▶ **Exercise description**: According to the passage below on BRICS and Iran, which of the leading BRICS powers remains closest to Tehran?

▶ **Selected passage**:
________________________________________
The BRICS grouping, which includes embattled Iran among its members, is often characterized as an anti-Western bloc, or at least as an alternative to Western hegemony. That does not mean, however, that its members align with Iran.

Among the leading BRICS powers, Russia remains closest to Tehran. It has no interest in Iran’s defeat, as that would strengthen the US. The two countries are also cooperating on strategic projects, including in the defense industry, along the North-South transport corridor and in the operation of Iran’s nuclear power plant.

However, the extent of Russia’s support in the current conflict remains unclear. Diplomatic backing at the UN is evident, and Moscow appears to be providing Tehran with intelligence for military planning. Ukraine is already extracting enough from Russia to make another proxy war with the US unattractive.
________________________________________
▶ **Data supplied**:
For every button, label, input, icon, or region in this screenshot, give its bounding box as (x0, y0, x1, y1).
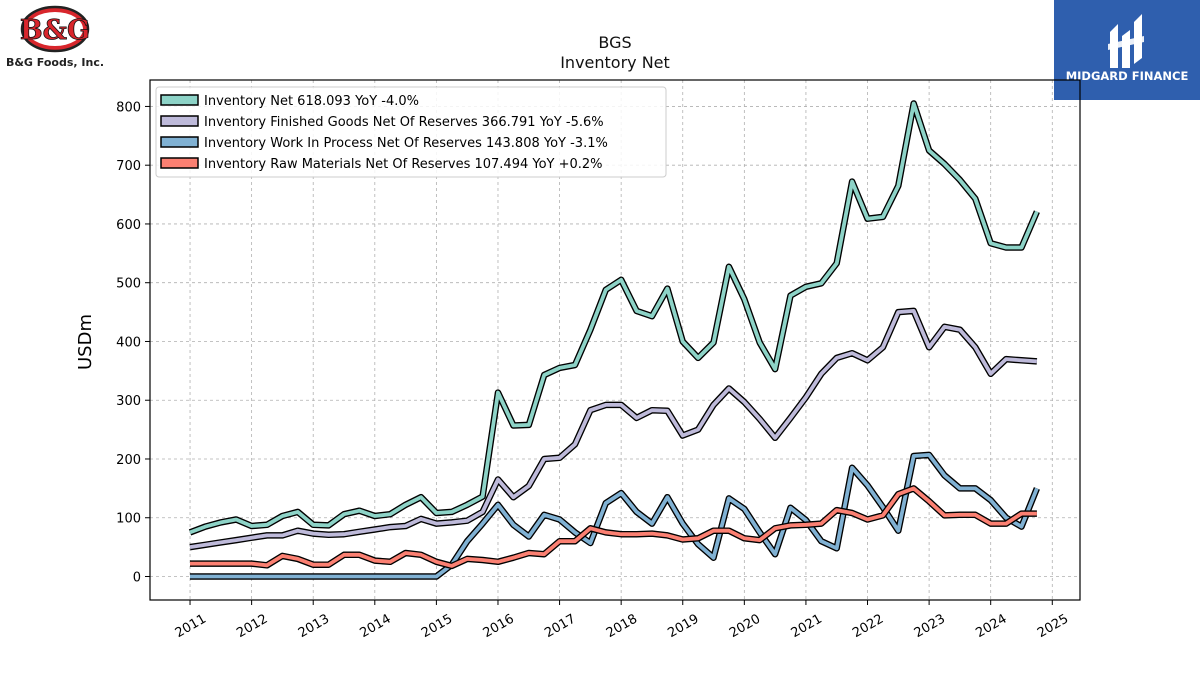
legend-swatch (160, 94, 199, 106)
x-tick-label: 2021 (789, 612, 825, 642)
plot-frame (149, 79, 1081, 601)
series-line-0 (188, 100, 1040, 536)
company-logo: B&G (19, 5, 91, 53)
brand-name: MIDGARD FINANCE (1066, 69, 1189, 83)
y-axis: 0 100 200 300 400 500 600 700 800 (116, 100, 150, 585)
y-tick-label: 200 (116, 453, 141, 468)
chart-subtitle: Inventory Net (560, 53, 670, 72)
series-outline (189, 307, 1038, 551)
brand-logo-icon (1108, 14, 1144, 68)
x-tick-label: 2013 (296, 612, 332, 642)
x-tick-label: 2022 (850, 612, 886, 642)
y-tick-label: 400 (116, 335, 141, 350)
chart-title: BGS (598, 33, 631, 52)
x-tick-label: 2023 (912, 612, 948, 642)
brand-badge: MIDGARD FINANCE (1054, 0, 1200, 100)
series-line-1 (189, 307, 1038, 551)
legend-label: Inventory Net 618.093 YoY -4.0% (204, 94, 419, 109)
company-logo-text: B&G (20, 15, 90, 46)
y-tick-label: 800 (116, 100, 141, 115)
series-stroke (189, 308, 1038, 549)
x-tick-label: 2014 (357, 612, 393, 642)
legend-swatch (160, 115, 199, 127)
legend-label: Inventory Finished Goods Net Of Reserves… (204, 115, 604, 130)
x-tick-label: 2016 (481, 612, 517, 642)
y-tick-label: 100 (116, 512, 141, 527)
x-tick-label: 2015 (419, 612, 455, 642)
legend-item: Inventory Raw Materials Net Of Reserves … (160, 157, 603, 172)
legend-frame (155, 86, 667, 178)
y-tick-label: 0 (133, 570, 141, 585)
series-stroke (190, 486, 1037, 568)
legend-item: Inventory Finished Goods Net Of Reserves… (160, 115, 604, 130)
x-tick-label: 2011 (173, 612, 209, 642)
y-tick-label: 700 (116, 159, 141, 174)
y-tick-label: 600 (116, 218, 141, 233)
y-tick-label: 500 (116, 277, 141, 292)
x-tick-label: 2012 (234, 612, 270, 642)
legend-item: Inventory Work In Process Net Of Reserve… (160, 136, 608, 151)
y-axis-label: USDm (75, 314, 96, 370)
legend: Inventory Net 618.093 YoY -4.0% Inventory… (155, 86, 667, 178)
legend-swatch (160, 136, 199, 148)
legend-item: Inventory Net 618.093 YoY -4.0% (160, 94, 419, 109)
x-tick-label: 2019 (665, 612, 701, 642)
series-stroke (190, 452, 1039, 579)
series-stroke (189, 101, 1039, 535)
y-tick-label: 300 (116, 394, 141, 409)
x-tick-label: 2024 (973, 612, 1009, 642)
x-axis: 2011 2012 2013 2014 2015 2016 2017 2018 2019 2020… (173, 600, 1071, 641)
x-tick-label: 2020 (727, 612, 763, 642)
series-line-2 (190, 451, 1040, 580)
x-tick-label: 2017 (542, 612, 578, 642)
x-tick-label: 2018 (604, 612, 640, 642)
x-tick-label: 2025 (1035, 612, 1071, 642)
company-name: B&G Foods, Inc. (6, 56, 104, 69)
series-line-3 (190, 485, 1037, 570)
legend-swatch (160, 157, 199, 169)
legend-label: Inventory Work In Process Net Of Reserve… (204, 136, 608, 151)
legend-label: Inventory Raw Materials Net Of Reserves … (204, 157, 603, 172)
series-layer (188, 100, 1040, 580)
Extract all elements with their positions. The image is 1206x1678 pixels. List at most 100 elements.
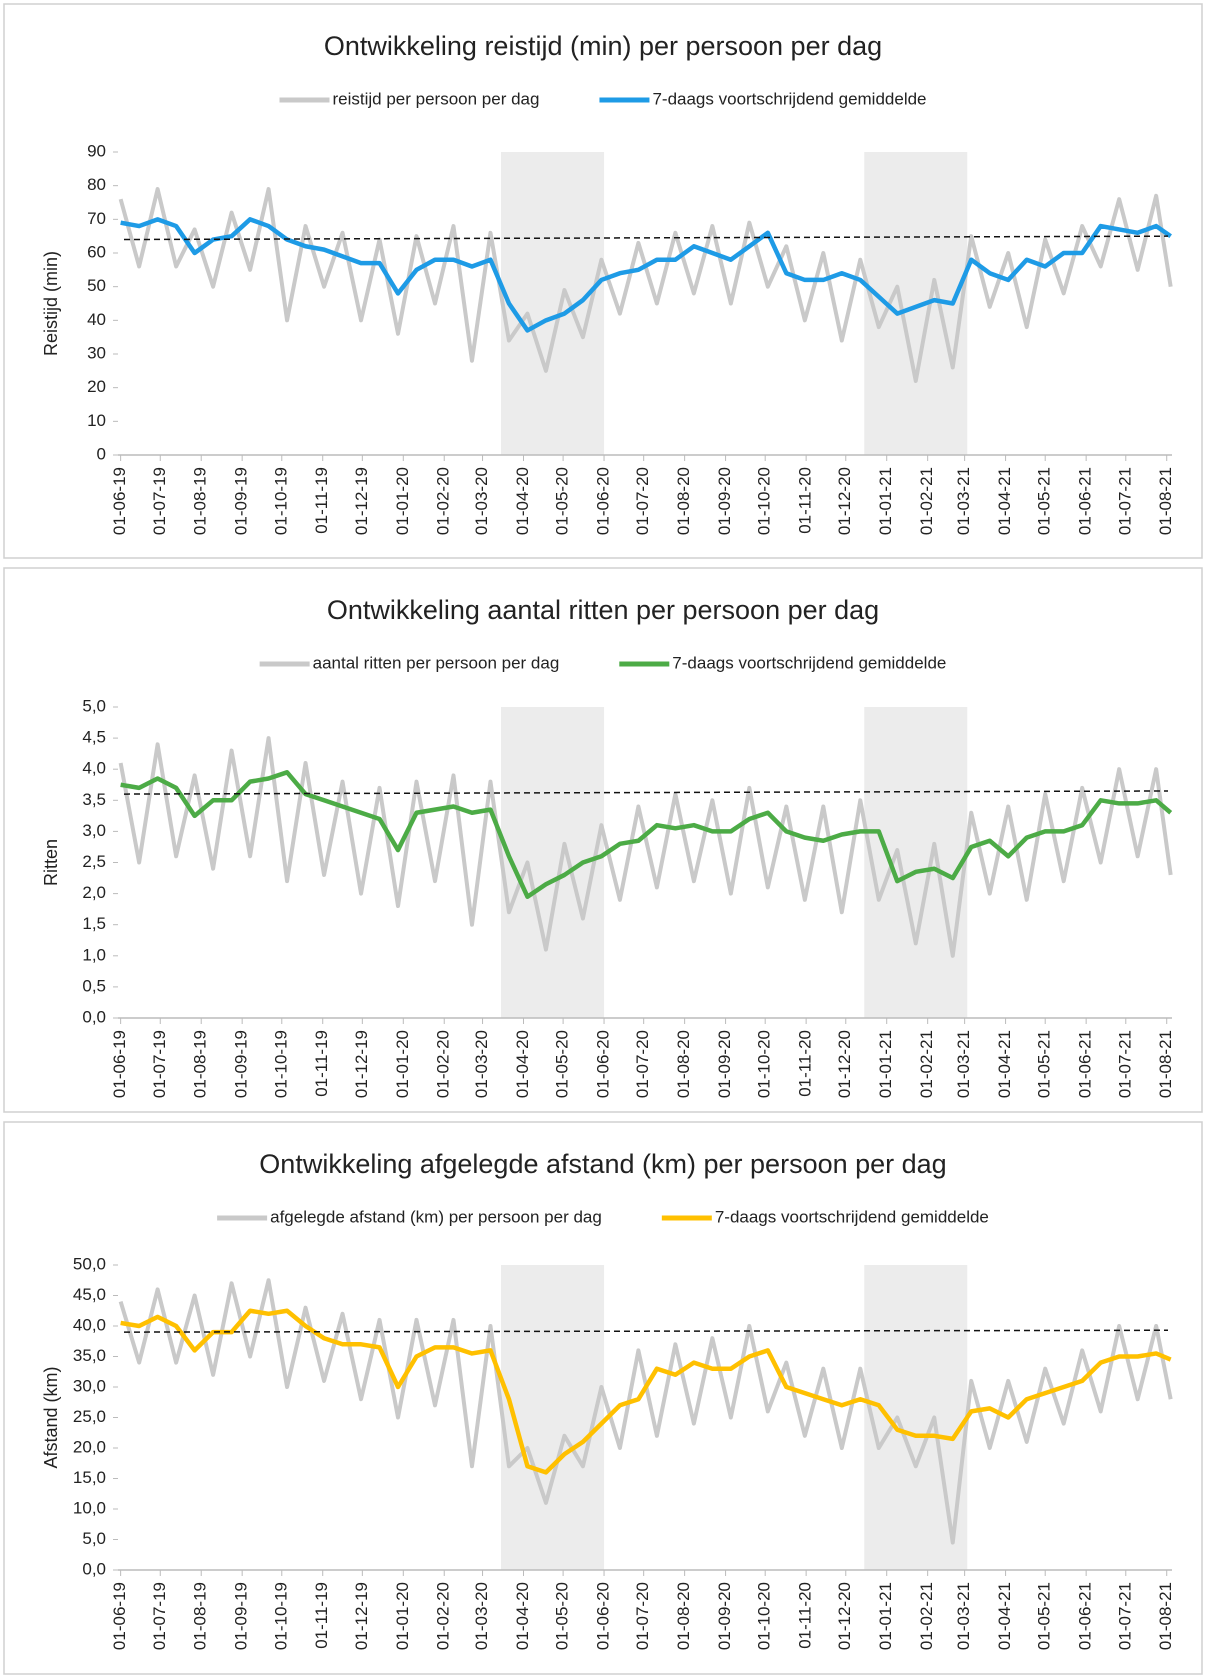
y-tick-label: 1,0 [82, 945, 106, 964]
y-tick-label: 50,0 [73, 1254, 106, 1273]
x-tick-label: 01-08-19 [191, 1030, 210, 1098]
y-tick-label: 80 [87, 175, 106, 194]
x-tick-label: 01-02-21 [917, 1582, 936, 1650]
x-tick-label: 01-08-21 [1156, 1582, 1175, 1650]
x-tick-label: 01-02-20 [434, 1582, 453, 1650]
x-tick-label: 01-02-20 [434, 1030, 453, 1098]
x-tick-label: 01-11-19 [312, 467, 331, 534]
x-tick-label: 01-07-21 [1115, 467, 1134, 535]
x-tick-label: 01-08-20 [674, 1582, 693, 1650]
x-tick-label: 01-03-20 [472, 467, 491, 535]
y-tick-label: 50 [87, 276, 106, 295]
x-tick-label: 01-04-21 [995, 1030, 1014, 1098]
x-tick-label: 01-11-19 [312, 1582, 331, 1649]
x-tick-label: 01-01-20 [393, 1582, 412, 1650]
x-tick-label: 01-06-19 [110, 1030, 129, 1098]
x-tick-label: 01-10-20 [755, 1030, 774, 1098]
x-tick-label: 01-05-20 [553, 1582, 572, 1650]
y-tick-label: 3,5 [82, 790, 106, 809]
y-tick-label: 2,0 [82, 883, 106, 902]
x-tick-label: 01-07-20 [633, 1582, 652, 1650]
y-tick-label: 0 [97, 444, 106, 463]
y-tick-label: 4,0 [82, 759, 106, 778]
x-tick-label: 01-06-20 [594, 1030, 613, 1098]
x-tick-label: 01-04-20 [513, 467, 532, 535]
x-tick-label: 01-06-20 [594, 1582, 613, 1650]
legend-label: 7-daags voortschrijdend gemiddelde [672, 653, 946, 672]
x-tick-label: 01-03-21 [954, 1582, 973, 1650]
x-tick-label: 01-11-20 [796, 467, 815, 534]
x-tick-label: 01-01-20 [393, 1030, 412, 1098]
y-tick-label: 0,5 [82, 976, 106, 995]
chart-title: Ontwikkeling afgelegde afstand (km) per … [259, 1149, 946, 1179]
x-tick-label: 01-06-19 [110, 1582, 129, 1650]
x-tick-label: 01-07-21 [1115, 1582, 1134, 1650]
legend-label: 7-daags voortschrijdend gemiddelde [715, 1207, 989, 1226]
y-axis-label: Afstand (km) [41, 1366, 61, 1468]
x-tick-label: 01-02-21 [917, 1030, 936, 1098]
x-tick-label: 01-05-21 [1035, 467, 1054, 535]
x-tick-label: 01-07-19 [150, 1582, 169, 1650]
y-tick-label: 10,0 [73, 1498, 106, 1517]
y-tick-label: 90 [87, 141, 106, 160]
x-tick-label: 01-10-19 [271, 1582, 290, 1650]
reference-line [123, 790, 1169, 795]
x-tick-label: 01-08-21 [1156, 467, 1175, 535]
y-tick-label: 10 [87, 411, 106, 430]
y-tick-label: 70 [87, 209, 106, 228]
x-tick-label: 01-09-19 [232, 1030, 251, 1098]
shaded-period [501, 152, 605, 455]
x-tick-label: 01-07-19 [150, 1030, 169, 1098]
y-tick-label: 2,5 [82, 852, 106, 871]
x-tick-label: 01-06-20 [594, 467, 613, 535]
x-tick-label: 01-09-20 [715, 1582, 734, 1650]
x-tick-label: 01-06-21 [1076, 467, 1095, 535]
chart-title: Ontwikkeling aantal ritten per persoon p… [327, 595, 879, 625]
legend: afgelegde afstand (km) per persoon per d… [217, 1207, 989, 1226]
x-tick-label: 01-05-20 [553, 467, 572, 535]
y-tick-label: 40 [87, 310, 106, 329]
x-tick-label: 01-07-21 [1115, 1030, 1134, 1098]
x-tick-label: 01-08-19 [191, 467, 210, 535]
x-tick-label: 01-09-19 [232, 1582, 251, 1650]
x-tick-label: 01-12-20 [835, 1582, 854, 1650]
x-tick-label: 01-10-19 [271, 1030, 290, 1098]
y-tick-label: 25,0 [73, 1407, 106, 1426]
x-tick-label: 01-09-20 [715, 1030, 734, 1098]
legend-label: reistijd per persoon per dag [332, 89, 539, 108]
x-tick-label: 01-04-20 [513, 1030, 532, 1098]
x-tick-label: 01-11-19 [312, 1030, 331, 1097]
x-tick-label: 01-07-19 [150, 467, 169, 535]
x-tick-label: 01-01-21 [876, 467, 895, 535]
legend-label: aantal ritten per persoon per dag [313, 653, 560, 672]
y-tick-label: 1,5 [82, 914, 106, 933]
series-line [118, 187, 1173, 383]
legend-label: 7-daags voortschrijdend gemiddelde [652, 89, 926, 108]
x-tick-label: 01-08-21 [1156, 1030, 1175, 1098]
reference-line [123, 1329, 1169, 1333]
legend-label: afgelegde afstand (km) per persoon per d… [270, 1207, 602, 1226]
series-line [120, 1308, 1172, 1475]
legend: aantal ritten per persoon per dag 7-daags… [259, 653, 946, 672]
x-tick-label: 01-12-19 [352, 467, 371, 535]
y-tick-label: 30 [87, 343, 106, 362]
x-tick-label: 01-10-20 [755, 1582, 774, 1650]
y-tick-label: 3,0 [82, 821, 106, 840]
shaded-period [864, 707, 968, 1018]
x-tick-label: 01-04-20 [513, 1582, 532, 1650]
x-tick-label: 01-09-19 [232, 467, 251, 535]
reference-line [123, 235, 1169, 241]
x-tick-label: 01-08-20 [674, 1030, 693, 1098]
x-tick-label: 01-11-20 [796, 1582, 815, 1649]
y-tick-label: 35,0 [73, 1346, 106, 1365]
shaded-period [501, 1265, 605, 1570]
y-tick-label: 0,0 [82, 1007, 106, 1026]
x-tick-label: 01-06-21 [1076, 1582, 1095, 1650]
legend: reistijd per persoon per dag 7-daags voor… [279, 89, 927, 108]
x-tick-label: 01-05-21 [1035, 1582, 1054, 1650]
series-line [120, 217, 1172, 333]
x-tick-label: 01-06-21 [1076, 1030, 1095, 1098]
x-tick-label: 01-04-21 [995, 467, 1014, 535]
y-tick-label: 4,5 [82, 728, 106, 747]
________________________________________
▶ **Exercise result**: Russia